Instructions to follow -
Give the count of lines that include the string "Ringera". Add nothing to it.

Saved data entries
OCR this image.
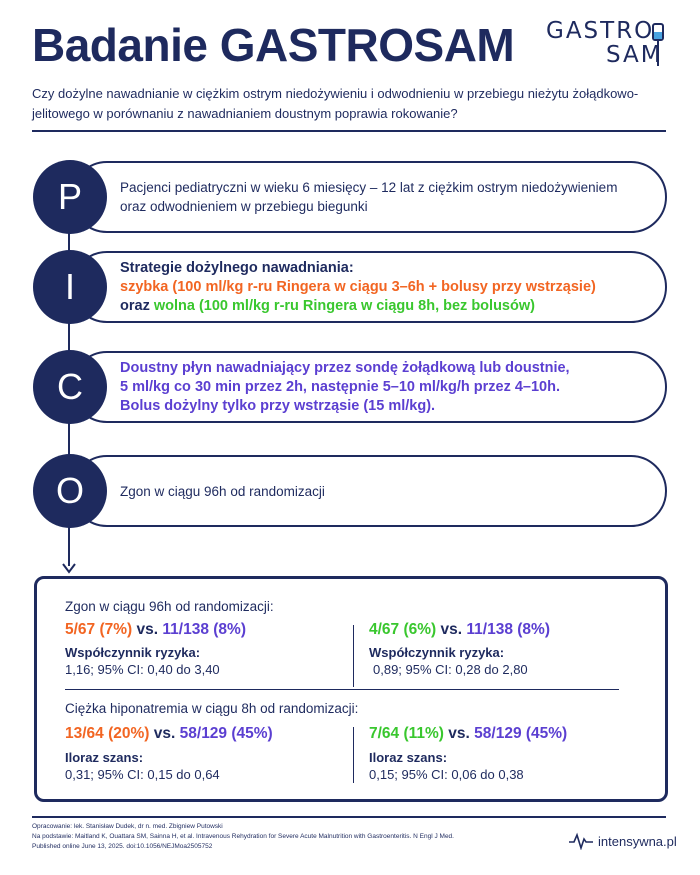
Badanie GASTROSAM GASTRO
SAM

Czy dożylne nawadnianie w ciężkim ostrym niedożywieniu i odwodnieniu w przebiegu nieżytu żołądkowo-jelitowego w porównaniu z nawadnianiem doustnym poprawia rokowanie?

P	Pacjenci pediatryczni w wieku 6 miesięcy – 12 lat z ciężkim ostrym niedożywieniem
oraz odwodnieniem w przebiegu biegunki
I	Strategie dożylnego nawadniania:
szybka (100 ml/kg r-ru Ringera w ciągu 3–6h + bolusy przy wstrząsie)
oraz wolna (100 ml/kg r-ru Ringera w ciągu 8h, bez bolusów)
C	Doustny płyn nawadniający przez sondę żołądkową lub doustnie,
5 ml/kg co 30 min przez 2h, następnie 5–10 ml/kg/h przez 4–10h.
Bolus dożylny tylko przy wstrząsie (15 ml/kg).
O	Zgon w ciągu 96h od randomizacji
Zgon w ciągu 96h od randomizacji:
5/67 (7%) vs. 11/138 (8%)
Współczynnik ryzyka:
1,16; 95% CI: 0,40 do 3,40
4/67 (6%) vs. 11/138 (8%)
Współczynnik ryzyka:
0,89; 95% CI: 0,28 do 2,80
Ciężka hiponatremia w ciągu 8h od randomizacji:
13/64 (20%) vs. 58/129 (45%)
Iloraz szans:
0,31; 95% CI: 0,15 do 0,64
7/64 (11%) vs. 58/129 (45%)
Iloraz szans:
0,15; 95% CI: 0,06 do 0,38
Opracowanie: lek. Stanisław Dudek, dr n. med. Zbigniew Putowski
Na podstawie: Maitland K, Ouattara SM, Sainna H, et al. Intravenous Rehydration for Severe Acute Malnutrition with Gastroenteritis. N Engl J Med.
Published online June 13, 2025. doi:10.1056/NEJMoa2505752	intensywna.pl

In response -
2